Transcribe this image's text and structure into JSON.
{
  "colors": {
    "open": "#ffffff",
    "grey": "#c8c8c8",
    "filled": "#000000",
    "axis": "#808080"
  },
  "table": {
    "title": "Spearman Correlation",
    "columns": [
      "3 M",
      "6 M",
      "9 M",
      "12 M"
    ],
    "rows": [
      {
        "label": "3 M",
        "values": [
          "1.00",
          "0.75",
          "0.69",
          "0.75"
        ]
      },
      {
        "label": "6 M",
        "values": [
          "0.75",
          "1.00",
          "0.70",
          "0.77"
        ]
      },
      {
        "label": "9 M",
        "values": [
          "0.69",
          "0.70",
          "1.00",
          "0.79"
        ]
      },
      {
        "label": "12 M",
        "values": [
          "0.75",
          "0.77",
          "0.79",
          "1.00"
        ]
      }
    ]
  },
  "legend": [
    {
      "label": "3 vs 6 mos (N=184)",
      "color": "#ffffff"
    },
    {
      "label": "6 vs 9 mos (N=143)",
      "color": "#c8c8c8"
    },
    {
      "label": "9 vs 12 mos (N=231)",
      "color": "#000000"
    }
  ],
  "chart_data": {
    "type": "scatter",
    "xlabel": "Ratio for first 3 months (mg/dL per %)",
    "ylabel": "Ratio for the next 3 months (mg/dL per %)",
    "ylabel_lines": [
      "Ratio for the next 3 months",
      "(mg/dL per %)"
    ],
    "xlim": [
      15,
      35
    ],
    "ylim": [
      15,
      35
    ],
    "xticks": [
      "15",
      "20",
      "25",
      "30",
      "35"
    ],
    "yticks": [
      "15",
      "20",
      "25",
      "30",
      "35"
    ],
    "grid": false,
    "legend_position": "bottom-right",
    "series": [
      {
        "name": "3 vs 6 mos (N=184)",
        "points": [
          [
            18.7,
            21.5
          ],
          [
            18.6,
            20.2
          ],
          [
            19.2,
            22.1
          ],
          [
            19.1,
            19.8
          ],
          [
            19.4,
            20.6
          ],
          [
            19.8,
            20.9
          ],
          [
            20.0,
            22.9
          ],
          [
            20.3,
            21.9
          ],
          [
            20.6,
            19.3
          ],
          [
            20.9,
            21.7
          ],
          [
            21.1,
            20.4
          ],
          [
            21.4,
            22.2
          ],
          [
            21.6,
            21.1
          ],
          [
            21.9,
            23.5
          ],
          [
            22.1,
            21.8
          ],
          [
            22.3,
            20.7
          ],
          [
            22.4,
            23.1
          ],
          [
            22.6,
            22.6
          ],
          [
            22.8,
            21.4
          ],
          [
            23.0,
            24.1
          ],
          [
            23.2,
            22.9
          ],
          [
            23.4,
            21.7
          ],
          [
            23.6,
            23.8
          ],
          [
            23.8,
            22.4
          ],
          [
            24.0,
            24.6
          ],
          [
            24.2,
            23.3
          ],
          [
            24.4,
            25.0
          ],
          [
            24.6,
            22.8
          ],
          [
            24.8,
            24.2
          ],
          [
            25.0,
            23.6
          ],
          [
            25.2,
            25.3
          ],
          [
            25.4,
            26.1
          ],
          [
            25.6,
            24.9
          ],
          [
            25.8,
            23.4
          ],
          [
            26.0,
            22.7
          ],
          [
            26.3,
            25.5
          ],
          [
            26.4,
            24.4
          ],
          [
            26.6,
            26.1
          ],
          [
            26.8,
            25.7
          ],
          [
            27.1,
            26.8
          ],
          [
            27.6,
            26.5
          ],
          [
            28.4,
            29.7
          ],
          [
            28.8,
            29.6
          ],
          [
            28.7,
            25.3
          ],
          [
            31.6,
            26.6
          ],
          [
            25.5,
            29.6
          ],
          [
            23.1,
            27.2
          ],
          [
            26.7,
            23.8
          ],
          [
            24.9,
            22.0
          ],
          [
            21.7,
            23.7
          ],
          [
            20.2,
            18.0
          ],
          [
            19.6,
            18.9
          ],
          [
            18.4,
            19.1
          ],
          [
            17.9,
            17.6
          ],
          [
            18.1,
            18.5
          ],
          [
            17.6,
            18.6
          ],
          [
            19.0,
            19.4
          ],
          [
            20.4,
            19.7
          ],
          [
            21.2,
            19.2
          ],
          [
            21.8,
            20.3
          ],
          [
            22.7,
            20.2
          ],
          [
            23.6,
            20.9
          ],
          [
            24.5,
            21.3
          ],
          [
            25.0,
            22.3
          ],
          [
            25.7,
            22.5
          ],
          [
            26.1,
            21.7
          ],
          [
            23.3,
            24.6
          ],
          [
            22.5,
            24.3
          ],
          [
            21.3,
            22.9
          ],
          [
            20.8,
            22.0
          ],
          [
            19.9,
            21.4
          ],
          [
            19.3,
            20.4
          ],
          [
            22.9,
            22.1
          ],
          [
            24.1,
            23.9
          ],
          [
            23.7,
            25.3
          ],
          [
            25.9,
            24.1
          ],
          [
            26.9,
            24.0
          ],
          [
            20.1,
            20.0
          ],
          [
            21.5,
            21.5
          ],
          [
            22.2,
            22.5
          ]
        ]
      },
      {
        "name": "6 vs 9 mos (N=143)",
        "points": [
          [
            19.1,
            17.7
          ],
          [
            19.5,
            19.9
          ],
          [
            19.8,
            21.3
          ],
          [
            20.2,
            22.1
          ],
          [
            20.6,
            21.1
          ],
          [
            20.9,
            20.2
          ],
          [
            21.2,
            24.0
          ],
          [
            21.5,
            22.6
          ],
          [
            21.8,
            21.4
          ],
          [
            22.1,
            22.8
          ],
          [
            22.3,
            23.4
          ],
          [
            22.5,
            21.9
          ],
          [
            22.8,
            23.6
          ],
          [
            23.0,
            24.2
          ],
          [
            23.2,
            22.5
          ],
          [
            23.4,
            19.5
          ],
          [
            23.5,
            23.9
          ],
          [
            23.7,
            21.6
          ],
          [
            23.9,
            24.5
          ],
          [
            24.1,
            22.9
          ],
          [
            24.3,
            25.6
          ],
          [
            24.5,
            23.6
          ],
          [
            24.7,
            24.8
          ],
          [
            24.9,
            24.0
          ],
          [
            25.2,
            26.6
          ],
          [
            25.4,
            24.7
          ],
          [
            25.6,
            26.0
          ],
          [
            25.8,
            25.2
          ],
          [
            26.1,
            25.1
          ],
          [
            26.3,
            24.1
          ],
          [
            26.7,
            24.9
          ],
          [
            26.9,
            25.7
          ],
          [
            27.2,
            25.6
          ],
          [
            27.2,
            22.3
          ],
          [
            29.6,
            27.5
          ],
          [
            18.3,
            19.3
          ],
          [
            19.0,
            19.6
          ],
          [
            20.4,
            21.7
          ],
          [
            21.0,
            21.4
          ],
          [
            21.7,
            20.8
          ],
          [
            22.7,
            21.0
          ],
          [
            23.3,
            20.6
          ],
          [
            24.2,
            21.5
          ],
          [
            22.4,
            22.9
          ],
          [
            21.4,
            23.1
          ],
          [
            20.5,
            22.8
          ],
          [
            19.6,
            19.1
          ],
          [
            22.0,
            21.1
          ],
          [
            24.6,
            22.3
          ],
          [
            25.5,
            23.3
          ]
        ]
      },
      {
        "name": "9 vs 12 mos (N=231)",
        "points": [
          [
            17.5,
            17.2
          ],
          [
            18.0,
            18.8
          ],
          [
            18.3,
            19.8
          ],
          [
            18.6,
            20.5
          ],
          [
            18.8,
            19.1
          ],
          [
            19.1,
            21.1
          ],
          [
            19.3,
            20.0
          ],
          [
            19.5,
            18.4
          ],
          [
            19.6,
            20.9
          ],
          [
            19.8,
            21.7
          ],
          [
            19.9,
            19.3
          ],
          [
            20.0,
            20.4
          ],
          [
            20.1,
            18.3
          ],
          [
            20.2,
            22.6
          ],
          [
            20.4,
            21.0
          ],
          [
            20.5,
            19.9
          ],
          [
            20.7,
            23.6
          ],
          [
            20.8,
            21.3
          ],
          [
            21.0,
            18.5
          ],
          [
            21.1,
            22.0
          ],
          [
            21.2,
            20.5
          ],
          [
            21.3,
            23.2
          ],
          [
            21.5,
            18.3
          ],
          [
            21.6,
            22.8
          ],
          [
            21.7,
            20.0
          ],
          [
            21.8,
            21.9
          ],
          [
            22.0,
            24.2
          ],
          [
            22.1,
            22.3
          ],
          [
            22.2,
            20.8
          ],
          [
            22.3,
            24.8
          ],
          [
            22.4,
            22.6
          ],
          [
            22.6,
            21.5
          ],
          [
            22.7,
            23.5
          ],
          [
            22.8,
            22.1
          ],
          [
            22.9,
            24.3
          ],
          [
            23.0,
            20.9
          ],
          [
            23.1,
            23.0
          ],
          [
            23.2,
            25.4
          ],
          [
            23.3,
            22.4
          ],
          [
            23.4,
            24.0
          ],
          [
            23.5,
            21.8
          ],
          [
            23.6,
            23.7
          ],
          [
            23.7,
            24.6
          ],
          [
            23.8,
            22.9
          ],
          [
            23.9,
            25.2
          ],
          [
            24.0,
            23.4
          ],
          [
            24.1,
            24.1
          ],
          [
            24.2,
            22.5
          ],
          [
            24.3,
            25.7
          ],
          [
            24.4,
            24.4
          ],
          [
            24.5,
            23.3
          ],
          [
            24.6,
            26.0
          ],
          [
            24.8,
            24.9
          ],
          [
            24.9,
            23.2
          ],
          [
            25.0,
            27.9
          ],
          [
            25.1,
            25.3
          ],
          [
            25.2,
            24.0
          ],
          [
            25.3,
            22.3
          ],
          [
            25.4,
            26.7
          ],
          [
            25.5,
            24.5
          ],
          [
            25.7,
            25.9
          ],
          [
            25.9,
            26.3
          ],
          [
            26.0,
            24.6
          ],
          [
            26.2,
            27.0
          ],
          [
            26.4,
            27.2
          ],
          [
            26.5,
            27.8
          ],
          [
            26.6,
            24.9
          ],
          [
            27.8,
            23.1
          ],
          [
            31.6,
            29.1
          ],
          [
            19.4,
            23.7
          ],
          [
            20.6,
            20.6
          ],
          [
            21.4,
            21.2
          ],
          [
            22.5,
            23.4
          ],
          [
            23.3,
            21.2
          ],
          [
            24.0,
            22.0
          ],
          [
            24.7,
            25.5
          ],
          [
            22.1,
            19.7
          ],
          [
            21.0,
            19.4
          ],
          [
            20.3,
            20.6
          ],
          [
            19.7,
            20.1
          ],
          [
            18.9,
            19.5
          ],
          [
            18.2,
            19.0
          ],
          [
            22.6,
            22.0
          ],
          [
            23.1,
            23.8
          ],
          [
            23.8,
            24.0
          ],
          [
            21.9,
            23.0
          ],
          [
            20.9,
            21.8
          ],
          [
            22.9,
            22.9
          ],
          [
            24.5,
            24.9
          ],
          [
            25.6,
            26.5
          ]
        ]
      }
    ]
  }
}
● ● ● ● ● ● ●
• _Exercise prompt_
Every line in the data that holds "next" should be copied out.

• _Full answer_
    "ylabel": "Ratio for the next 3 months (mg/dL per %)",
      "Ratio for the next 3 months",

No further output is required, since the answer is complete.